# START OF Document extract

The Smiths

Troy

31 Seconds
Thanks, Woebot, for reminding me...

Some music you enjoy. Some you dance to. Some boggles the mind with sonic sophistication. Some fries brains, sets moods, or fills you with the glory of rock and roll.

And then there is that other music, that connects with you and becomes you and loves you like no other.

For me that band was the Smiths. And for millions of others that band was the Smiths. If they didn’t touch you in the same way then I hope the band of your youth at least tried to provide you with some of that same magic.

For a Smiths fan, any criticism of the band is so laughably ridiculous. They are beyond criticism. Not punk enough? Too white? Vane? Come on, you can surely do better than that.

Don’t you know what Love is? Or what it is to dream of Love?
 

D7_bohs

Well-known member
Troy said:
.

For a Smiths fan, any criticism of the band is so laughably ridiculous. They are beyond criticism. Not punk enough? Too white? Vane? Come on, you can surely do better than that.

Don’t you know what Love is? Or what it is to dream of Love?

see now, that's the kind of thing I mean...

# END OF Document extract
# START OF Dataset extract

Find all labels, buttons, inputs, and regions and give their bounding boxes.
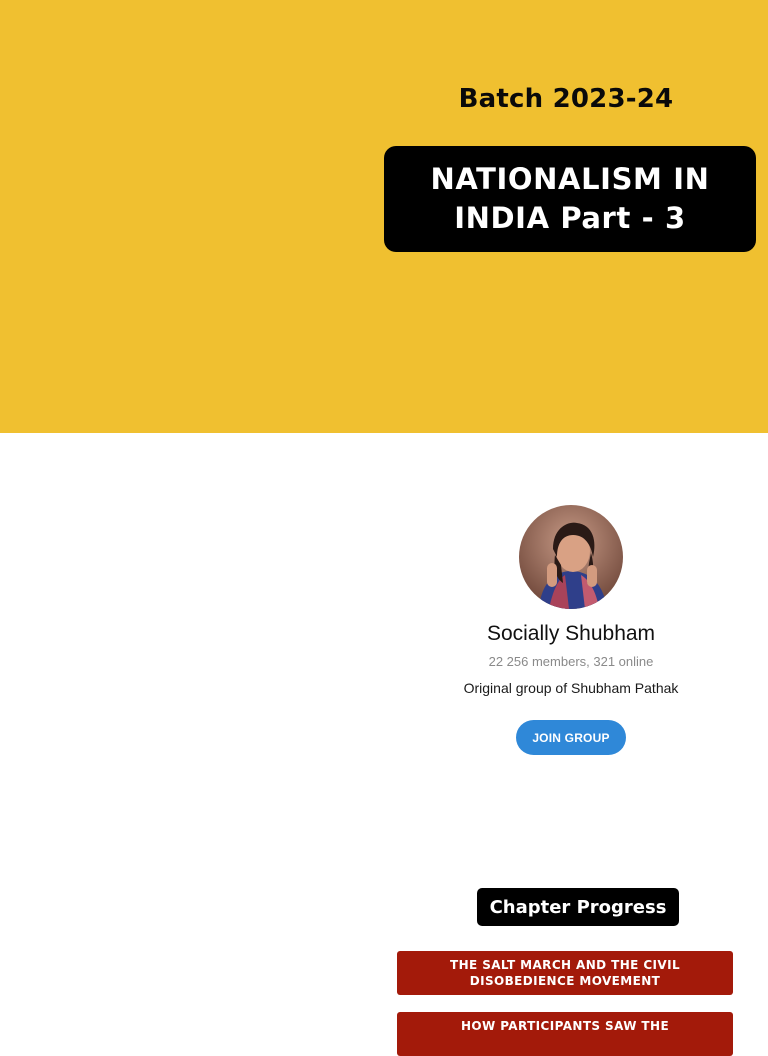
chapter-item-participants[interactable]: HOW PARTICIPANTS SAW THE: [397, 1012, 733, 1056]
chapter-item-salt-march[interactable]: THE SALT MARCH AND THE CIVIL DISOBEDIENC…: [397, 951, 733, 995]
group-description: Original group of Shubham Pathak: [463, 680, 679, 696]
page-title: NATIONALISM IN INDIA Part - 3: [430, 162, 710, 235]
batch-label: Batch 2023-24: [458, 84, 674, 114]
chapter-item-label: HOW PARTICIPANTS SAW THE: [460, 1019, 670, 1033]
group-name: Socially Shubham: [486, 622, 656, 645]
member-count: 22 256 members, 321 online: [488, 654, 654, 669]
title-box: NATIONALISM IN INDIA Part - 3: [384, 146, 756, 252]
chapter-progress-heading: Chapter Progress: [477, 888, 679, 926]
avatar: [519, 505, 623, 609]
profile-photo-icon: [519, 505, 623, 609]
chapter-item-label: THE SALT MARCH AND THE CIVIL DISOBEDIENC…: [450, 958, 680, 988]
join-group-button[interactable]: JOIN GROUP: [516, 720, 626, 755]
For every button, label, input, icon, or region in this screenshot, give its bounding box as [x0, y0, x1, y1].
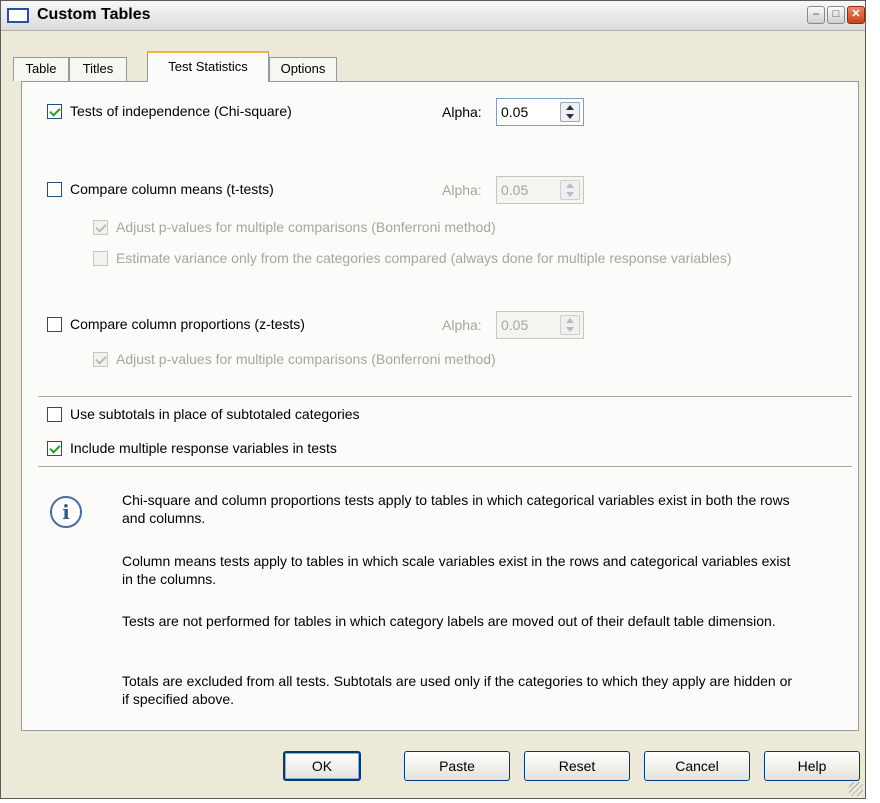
- chi-square-alpha-value[interactable]: 0.05: [501, 104, 528, 120]
- means-alpha-label: Alpha:: [442, 182, 482, 198]
- chi-square-label[interactable]: Tests of independence (Chi-square): [70, 103, 292, 119]
- means-label[interactable]: Compare column means (t-tests): [70, 181, 274, 197]
- window-title: Custom Tables: [37, 6, 151, 23]
- tab-table[interactable]: Table: [13, 57, 69, 81]
- proportions-alpha-value[interactable]: 0.05: [501, 317, 528, 333]
- means-alpha-value[interactable]: 0.05: [501, 182, 528, 198]
- close-button[interactable]: ✕: [847, 6, 865, 24]
- proportions-label[interactable]: Compare column proportions (z-tests): [70, 316, 305, 332]
- means-adjust-label[interactable]: Adjust p-values for multiple comparisons…: [116, 219, 496, 235]
- info-paragraph-3: Tests are not performed for tables in wh…: [122, 613, 776, 629]
- window-icon: [7, 8, 29, 23]
- spin-arrows-icon[interactable]: [560, 180, 580, 200]
- tab-test-statistics[interactable]: Test Statistics: [147, 51, 269, 82]
- paste-button[interactable]: Paste: [404, 751, 510, 781]
- ok-button[interactable]: OK: [283, 751, 361, 781]
- means-checkbox[interactable]: [47, 182, 62, 197]
- subtotals-label[interactable]: Use subtotals in place of subtotaled cat…: [70, 406, 360, 422]
- info-paragraph-4: Totals are excluded from all tests. Subt…: [122, 673, 793, 707]
- resize-grip-icon[interactable]: [849, 782, 863, 796]
- spin-arrows-icon[interactable]: [560, 315, 580, 335]
- test-statistics-panel: Tests of independence (Chi-square) Alpha…: [21, 81, 859, 731]
- chi-square-alpha-label: Alpha:: [442, 104, 482, 120]
- chi-square-alpha-spinner[interactable]: 0.05: [496, 98, 584, 126]
- info-paragraph-1: Chi-square and column proportions tests …: [122, 492, 790, 526]
- proportions-adjust-label[interactable]: Adjust p-values for multiple comparisons…: [116, 351, 496, 367]
- chi-square-checkbox[interactable]: [47, 104, 62, 119]
- spin-arrows-icon[interactable]: [560, 102, 580, 122]
- means-alpha-spinner[interactable]: 0.05: [496, 176, 584, 204]
- multi-response-checkbox[interactable]: [47, 441, 62, 456]
- help-button[interactable]: Help: [764, 751, 860, 781]
- separator: [38, 396, 852, 398]
- maximize-button[interactable]: □: [827, 6, 845, 24]
- reset-button[interactable]: Reset: [524, 751, 630, 781]
- proportions-alpha-label: Alpha:: [442, 317, 482, 333]
- proportions-alpha-spinner[interactable]: 0.05: [496, 311, 584, 339]
- subtotals-checkbox[interactable]: [47, 407, 62, 422]
- cancel-button[interactable]: Cancel: [644, 751, 750, 781]
- proportions-adjust-checkbox[interactable]: [93, 352, 108, 367]
- proportions-checkbox[interactable]: [47, 317, 62, 332]
- separator: [38, 466, 852, 468]
- custom-tables-dialog: Custom Tables – □ ✕ Table Titles Test St…: [0, 0, 866, 799]
- info-paragraph-2: Column means tests apply to tables in wh…: [122, 553, 791, 587]
- tab-options[interactable]: Options: [269, 57, 337, 81]
- tab-titles[interactable]: Titles: [69, 57, 127, 81]
- title-bar[interactable]: Custom Tables – □ ✕: [1, 1, 865, 31]
- estimate-variance-label[interactable]: Estimate variance only from the categori…: [116, 250, 732, 266]
- means-adjust-checkbox[interactable]: [93, 220, 108, 235]
- minimize-button[interactable]: –: [807, 6, 825, 24]
- info-icon: i: [50, 496, 82, 528]
- estimate-variance-checkbox[interactable]: [93, 251, 108, 266]
- multi-response-label[interactable]: Include multiple response variables in t…: [70, 440, 337, 456]
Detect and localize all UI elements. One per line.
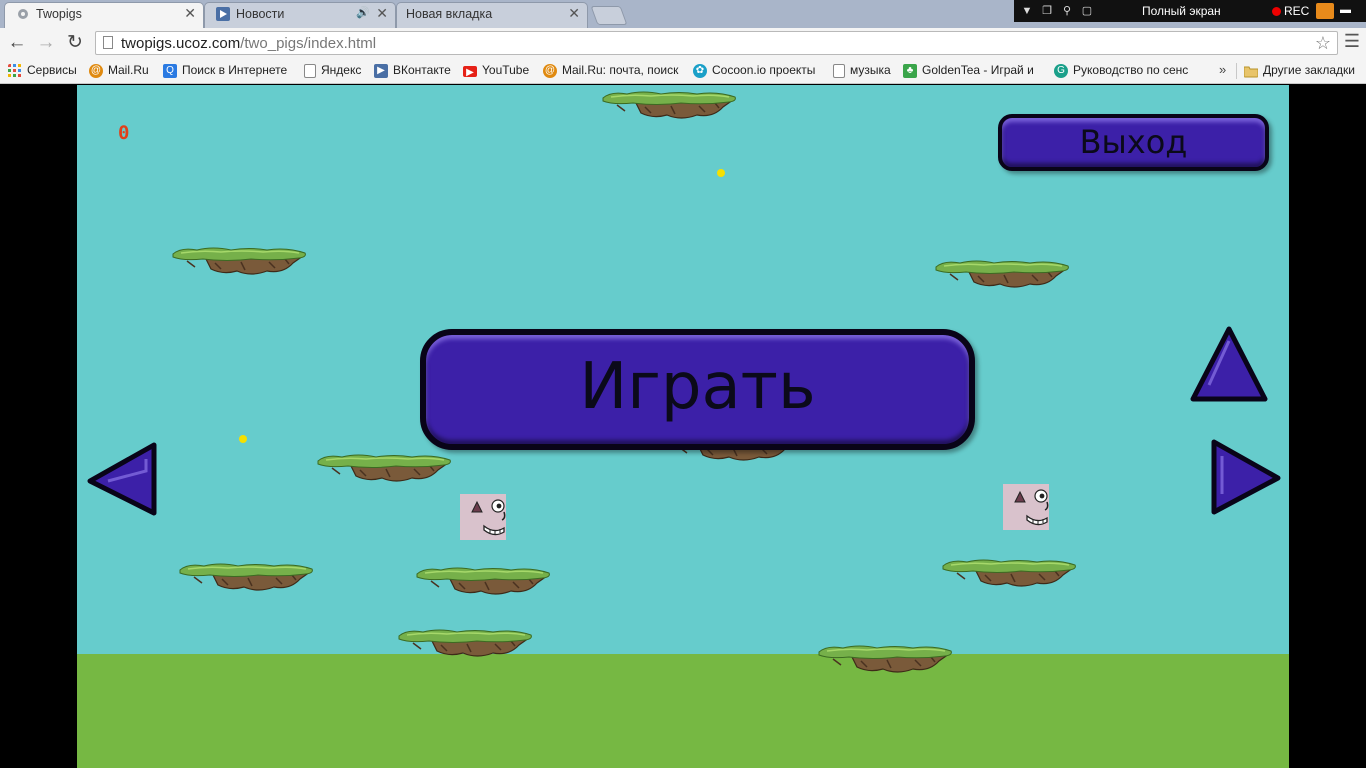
menu-hamburger-icon[interactable]: ☰ bbox=[1344, 31, 1360, 52]
floating-platform bbox=[941, 559, 1077, 589]
camera-icon[interactable] bbox=[1316, 3, 1334, 19]
tab-new-tab[interactable]: Новая вкладка ✕ bbox=[396, 2, 588, 28]
speaker-icon[interactable]: 🔊 bbox=[356, 6, 370, 19]
dropdown-icon[interactable]: ▼ bbox=[1020, 4, 1034, 18]
tab-title: Новости bbox=[236, 7, 285, 21]
bookmark-label: GoldenTea - Играй и bbox=[922, 63, 1034, 77]
forward-arrow-icon[interactable]: → bbox=[34, 31, 58, 55]
divider bbox=[1236, 63, 1237, 79]
tab-news[interactable]: Новости 🔊 ✕ bbox=[204, 2, 396, 28]
ground bbox=[77, 654, 1289, 768]
close-tab-icon[interactable]: ✕ bbox=[376, 5, 388, 22]
search-q-icon: Q bbox=[163, 64, 177, 78]
bookmarks-bar: Сервисы @ Mail.Ru Q Поиск в Интернете Ян… bbox=[0, 58, 1366, 84]
bookmark-label: Mail.Ru bbox=[108, 63, 149, 77]
floating-platform bbox=[601, 91, 737, 121]
page-icon bbox=[304, 64, 316, 78]
mailru-icon: @ bbox=[543, 64, 557, 78]
floating-platform bbox=[415, 567, 551, 597]
right-arrow-icon[interactable] bbox=[1208, 438, 1282, 516]
url-path: /two_pigs/index.html bbox=[240, 35, 377, 52]
gear-favicon-icon bbox=[18, 9, 28, 19]
pig-player-1 bbox=[460, 494, 506, 540]
back-arrow-icon[interactable]: ← bbox=[5, 31, 29, 55]
more-bookmarks-chevron[interactable]: » bbox=[1219, 62, 1226, 77]
floating-platform bbox=[817, 645, 953, 675]
bookmark-label: Яндекс bbox=[321, 63, 362, 77]
up-arrow-icon[interactable] bbox=[1189, 325, 1269, 405]
minimize-icon[interactable]: ▬ bbox=[1340, 4, 1351, 16]
floating-platform bbox=[171, 247, 307, 277]
address-bar[interactable]: twopigs.ucoz.com/two_pigs/index.html ☆ bbox=[95, 31, 1338, 55]
bookmark-label: Сервисы bbox=[27, 63, 77, 77]
cocoon-icon: ✿ bbox=[693, 64, 707, 78]
coin bbox=[717, 169, 725, 177]
tab-strip: Twopigs ✕ Новости 🔊 ✕ Новая вкладка ✕ ▼ … bbox=[0, 0, 1366, 28]
rec-label[interactable]: REC bbox=[1284, 4, 1309, 18]
bookmark-label: музыка bbox=[850, 63, 891, 77]
play-button[interactable]: Играть bbox=[420, 329, 975, 450]
tab-title: Twopigs bbox=[36, 7, 82, 21]
floating-platform bbox=[178, 563, 314, 593]
game-canvas[interactable]: 0 Выход Играть bbox=[77, 85, 1289, 768]
url-text[interactable]: twopigs.ucoz.com/two_pigs/index.html bbox=[121, 35, 376, 52]
score-counter: 0 bbox=[118, 122, 130, 144]
rec-dot-icon bbox=[1272, 7, 1281, 16]
vk-favicon-icon bbox=[216, 7, 230, 21]
goldentea-icon: ♣ bbox=[903, 64, 917, 78]
pig-player-2 bbox=[1003, 484, 1049, 530]
new-tab-button[interactable] bbox=[590, 6, 628, 25]
tab-title: Новая вкладка bbox=[406, 7, 493, 21]
reload-icon[interactable]: ↻ bbox=[63, 31, 87, 55]
windows-icon[interactable]: ❐ bbox=[1040, 4, 1054, 18]
mailru-icon: @ bbox=[89, 64, 103, 78]
left-arrow-icon[interactable] bbox=[86, 441, 160, 517]
floating-platform bbox=[397, 629, 533, 659]
page-icon bbox=[833, 64, 845, 78]
guide-icon: G bbox=[1054, 64, 1068, 78]
browser-toolbar: ← → ↻ twopigs.ucoz.com/two_pigs/index.ht… bbox=[0, 28, 1366, 58]
tab-twopigs[interactable]: Twopigs ✕ bbox=[4, 2, 204, 28]
page-icon bbox=[103, 36, 113, 49]
url-host: twopigs.ucoz.com bbox=[121, 35, 241, 52]
exit-button[interactable]: Выход bbox=[998, 114, 1269, 171]
folder-icon bbox=[1244, 66, 1258, 78]
bookmark-label: Другие закладки bbox=[1263, 63, 1355, 77]
bookmark-label: Руководство по сенс bbox=[1073, 63, 1189, 77]
screen-icon[interactable]: ▢ bbox=[1080, 4, 1094, 18]
bookmark-label: ВКонтакте bbox=[393, 63, 451, 77]
apps-grid-icon bbox=[8, 64, 21, 77]
close-tab-icon[interactable]: ✕ bbox=[568, 5, 580, 22]
bookmark-star-icon[interactable]: ☆ bbox=[1315, 33, 1331, 54]
close-tab-icon[interactable]: ✕ bbox=[184, 5, 196, 22]
floating-platform bbox=[316, 454, 452, 484]
fullscreen-label[interactable]: Полный экран bbox=[1142, 4, 1221, 18]
bookmark-label: Cocoon.io проекты bbox=[712, 63, 816, 77]
coin bbox=[239, 435, 247, 443]
bookmark-label: YouTube bbox=[482, 63, 530, 77]
recorder-bar: ▼ ❐ ⚲ ▢ Полный экран REC ▬ bbox=[1014, 0, 1366, 22]
youtube-icon: ▶ bbox=[463, 66, 477, 78]
floating-platform bbox=[934, 260, 1070, 290]
search-icon[interactable]: ⚲ bbox=[1060, 4, 1074, 18]
bookmark-label: Поиск в Интернете bbox=[182, 63, 288, 77]
vk-icon: ▶ bbox=[374, 64, 388, 78]
bookmark-label: Mail.Ru: почта, поиск bbox=[562, 63, 679, 77]
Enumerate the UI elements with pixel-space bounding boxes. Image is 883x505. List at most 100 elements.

# END OF Dataset extract

What to work on —
**a)** Duplicate the Smiths forum post from "For me that" up to and including "that same magic.".
**b)** In the Smiths forum post, which user replies by quoting Troy?
**c)** Supply the next part of the Smiths forum post, picking up after its final line.

Responses —
**a)**
For me that band was the Smiths. And for millions of others that band was the Smiths. If they didn’t touch you in the same way then I hope the band of your youth at least tried to provide you with some of that same magic.

**b)** D7_bohs

**c)**
 

bruno

est malade
jenks said:
and i had thought Italy had welcomed him with open arms
really? well i'm not italian, i'm chilean.

but for the record over here you have kids feeling sorry for themselves and applying bandages to their foreheads and commiting suicide to the sound of the smiths, too. there are parties where they worship morissey and by extension the smiths every weekend. you don't see that happening with throbbing gristle. it seems they tapped into an eternal well of pathetism (is that the word?), and there probably isn't a country free of their music (except maybe for north korea).
 

jenks

thread death
bruno said:
really? well i'm not italian, i'm chilean.

you don't see that happening with throbbing gristle. it seems they tapped into an eternal well of pathetism (is that the word?), and there probably isn't a country free of their music (except maybe for north korea).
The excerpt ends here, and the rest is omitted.